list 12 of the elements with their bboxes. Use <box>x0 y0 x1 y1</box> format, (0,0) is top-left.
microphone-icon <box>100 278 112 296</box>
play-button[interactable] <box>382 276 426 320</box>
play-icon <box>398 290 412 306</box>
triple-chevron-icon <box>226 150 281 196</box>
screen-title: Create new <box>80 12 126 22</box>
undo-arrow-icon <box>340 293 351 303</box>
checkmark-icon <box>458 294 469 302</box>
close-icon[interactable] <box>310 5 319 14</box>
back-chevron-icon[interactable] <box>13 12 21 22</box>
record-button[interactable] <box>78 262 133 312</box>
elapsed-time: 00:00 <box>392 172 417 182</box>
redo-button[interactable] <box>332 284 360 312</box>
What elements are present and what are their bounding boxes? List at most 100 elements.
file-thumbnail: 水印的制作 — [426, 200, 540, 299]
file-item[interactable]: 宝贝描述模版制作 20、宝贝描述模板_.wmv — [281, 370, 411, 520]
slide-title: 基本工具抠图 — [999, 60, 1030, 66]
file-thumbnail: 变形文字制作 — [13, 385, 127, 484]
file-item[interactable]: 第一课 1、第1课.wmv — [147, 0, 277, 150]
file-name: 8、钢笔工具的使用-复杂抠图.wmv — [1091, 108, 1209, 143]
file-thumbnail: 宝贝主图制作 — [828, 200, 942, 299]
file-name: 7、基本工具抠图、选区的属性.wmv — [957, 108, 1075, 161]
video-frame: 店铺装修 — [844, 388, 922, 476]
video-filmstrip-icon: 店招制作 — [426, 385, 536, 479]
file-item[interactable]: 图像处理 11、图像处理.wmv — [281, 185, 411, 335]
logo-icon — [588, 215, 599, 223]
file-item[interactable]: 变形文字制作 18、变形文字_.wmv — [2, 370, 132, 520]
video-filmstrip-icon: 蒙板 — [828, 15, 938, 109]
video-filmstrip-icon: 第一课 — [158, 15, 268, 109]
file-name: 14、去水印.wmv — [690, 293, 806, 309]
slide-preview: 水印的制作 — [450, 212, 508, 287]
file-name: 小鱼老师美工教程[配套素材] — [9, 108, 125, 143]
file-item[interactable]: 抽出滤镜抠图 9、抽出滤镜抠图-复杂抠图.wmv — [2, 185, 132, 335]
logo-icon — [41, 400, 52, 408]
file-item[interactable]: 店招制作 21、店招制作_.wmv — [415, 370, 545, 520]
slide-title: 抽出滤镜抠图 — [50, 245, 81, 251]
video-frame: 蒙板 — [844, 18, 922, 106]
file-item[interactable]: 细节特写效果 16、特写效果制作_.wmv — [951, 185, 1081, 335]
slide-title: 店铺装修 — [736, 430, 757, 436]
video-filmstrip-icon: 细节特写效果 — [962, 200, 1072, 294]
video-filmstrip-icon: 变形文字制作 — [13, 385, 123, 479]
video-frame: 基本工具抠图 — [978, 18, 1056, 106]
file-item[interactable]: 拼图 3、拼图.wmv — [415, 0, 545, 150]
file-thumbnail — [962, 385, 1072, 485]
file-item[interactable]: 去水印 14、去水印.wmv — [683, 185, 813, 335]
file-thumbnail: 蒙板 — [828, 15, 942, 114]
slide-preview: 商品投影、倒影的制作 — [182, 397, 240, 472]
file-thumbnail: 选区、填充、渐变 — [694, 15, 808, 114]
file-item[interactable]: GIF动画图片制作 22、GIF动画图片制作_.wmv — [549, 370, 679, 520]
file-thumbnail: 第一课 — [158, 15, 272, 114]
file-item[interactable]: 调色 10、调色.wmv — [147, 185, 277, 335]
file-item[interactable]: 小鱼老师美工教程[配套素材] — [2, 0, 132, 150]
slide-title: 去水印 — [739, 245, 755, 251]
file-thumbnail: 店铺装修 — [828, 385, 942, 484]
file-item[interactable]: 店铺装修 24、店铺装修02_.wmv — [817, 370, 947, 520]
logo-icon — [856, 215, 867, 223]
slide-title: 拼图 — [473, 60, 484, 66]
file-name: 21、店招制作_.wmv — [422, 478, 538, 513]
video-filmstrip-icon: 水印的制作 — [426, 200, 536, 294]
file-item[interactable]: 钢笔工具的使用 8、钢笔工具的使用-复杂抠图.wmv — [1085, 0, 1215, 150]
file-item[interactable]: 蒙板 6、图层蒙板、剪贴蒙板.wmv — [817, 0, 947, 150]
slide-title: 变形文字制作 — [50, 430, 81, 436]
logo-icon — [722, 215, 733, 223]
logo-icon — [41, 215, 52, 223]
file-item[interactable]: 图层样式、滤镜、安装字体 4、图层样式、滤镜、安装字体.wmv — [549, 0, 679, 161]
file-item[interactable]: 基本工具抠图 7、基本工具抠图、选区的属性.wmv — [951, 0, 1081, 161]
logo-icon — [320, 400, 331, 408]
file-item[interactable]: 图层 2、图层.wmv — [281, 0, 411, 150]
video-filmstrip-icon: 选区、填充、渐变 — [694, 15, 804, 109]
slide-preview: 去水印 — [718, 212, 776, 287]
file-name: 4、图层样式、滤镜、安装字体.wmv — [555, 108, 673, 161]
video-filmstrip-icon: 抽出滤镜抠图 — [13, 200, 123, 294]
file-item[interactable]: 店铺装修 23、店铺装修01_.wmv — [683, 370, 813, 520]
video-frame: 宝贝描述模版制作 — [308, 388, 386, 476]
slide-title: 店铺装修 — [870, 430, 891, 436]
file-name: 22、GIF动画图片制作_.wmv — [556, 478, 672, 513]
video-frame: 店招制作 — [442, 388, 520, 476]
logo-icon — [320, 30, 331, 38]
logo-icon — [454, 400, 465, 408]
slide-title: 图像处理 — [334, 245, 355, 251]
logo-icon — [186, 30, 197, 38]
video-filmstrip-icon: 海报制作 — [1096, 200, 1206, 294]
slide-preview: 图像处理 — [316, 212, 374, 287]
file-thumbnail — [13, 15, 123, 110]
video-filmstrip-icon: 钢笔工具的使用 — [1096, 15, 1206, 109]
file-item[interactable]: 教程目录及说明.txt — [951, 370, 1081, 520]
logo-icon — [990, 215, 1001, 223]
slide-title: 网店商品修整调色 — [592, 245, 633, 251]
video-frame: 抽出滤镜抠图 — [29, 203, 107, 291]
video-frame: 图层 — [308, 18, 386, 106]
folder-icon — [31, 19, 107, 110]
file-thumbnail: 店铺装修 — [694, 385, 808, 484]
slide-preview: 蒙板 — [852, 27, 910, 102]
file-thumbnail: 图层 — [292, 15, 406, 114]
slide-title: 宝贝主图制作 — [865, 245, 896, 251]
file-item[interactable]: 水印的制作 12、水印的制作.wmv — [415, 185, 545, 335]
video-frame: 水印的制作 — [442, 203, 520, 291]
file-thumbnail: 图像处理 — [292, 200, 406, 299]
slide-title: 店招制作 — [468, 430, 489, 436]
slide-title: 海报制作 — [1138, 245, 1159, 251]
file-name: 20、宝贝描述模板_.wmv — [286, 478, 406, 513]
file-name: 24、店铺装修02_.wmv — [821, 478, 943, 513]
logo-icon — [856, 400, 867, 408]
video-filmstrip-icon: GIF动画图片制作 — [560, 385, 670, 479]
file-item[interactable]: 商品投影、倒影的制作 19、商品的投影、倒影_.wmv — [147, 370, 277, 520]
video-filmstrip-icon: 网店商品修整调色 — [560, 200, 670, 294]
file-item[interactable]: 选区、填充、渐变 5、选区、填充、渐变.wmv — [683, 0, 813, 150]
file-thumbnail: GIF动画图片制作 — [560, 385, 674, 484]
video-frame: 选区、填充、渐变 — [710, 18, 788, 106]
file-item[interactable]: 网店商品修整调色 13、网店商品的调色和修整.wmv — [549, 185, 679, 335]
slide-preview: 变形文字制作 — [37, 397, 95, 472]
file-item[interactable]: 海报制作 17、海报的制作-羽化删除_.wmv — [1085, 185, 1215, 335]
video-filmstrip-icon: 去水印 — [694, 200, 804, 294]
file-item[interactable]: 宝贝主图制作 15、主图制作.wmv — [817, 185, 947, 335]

= = = =

Reproduce everything from the start of the listing down through the line containing "checkmark-icon <box>458 294 469 302</box>", replacing "Create new" with "Add new" and leaving all else unchanged.

(THE SOLUTION)
list 12 of the elements with their bboxes. Use <box>x0 y0 x1 y1</box> format, (0,0) is top-left.
microphone-icon <box>100 278 112 296</box>
play-button[interactable] <box>382 276 426 320</box>
play-icon <box>398 290 412 306</box>
triple-chevron-icon <box>226 150 281 196</box>
screen-title: Add new <box>80 12 126 22</box>
undo-arrow-icon <box>340 293 351 303</box>
checkmark-icon <box>458 294 469 302</box>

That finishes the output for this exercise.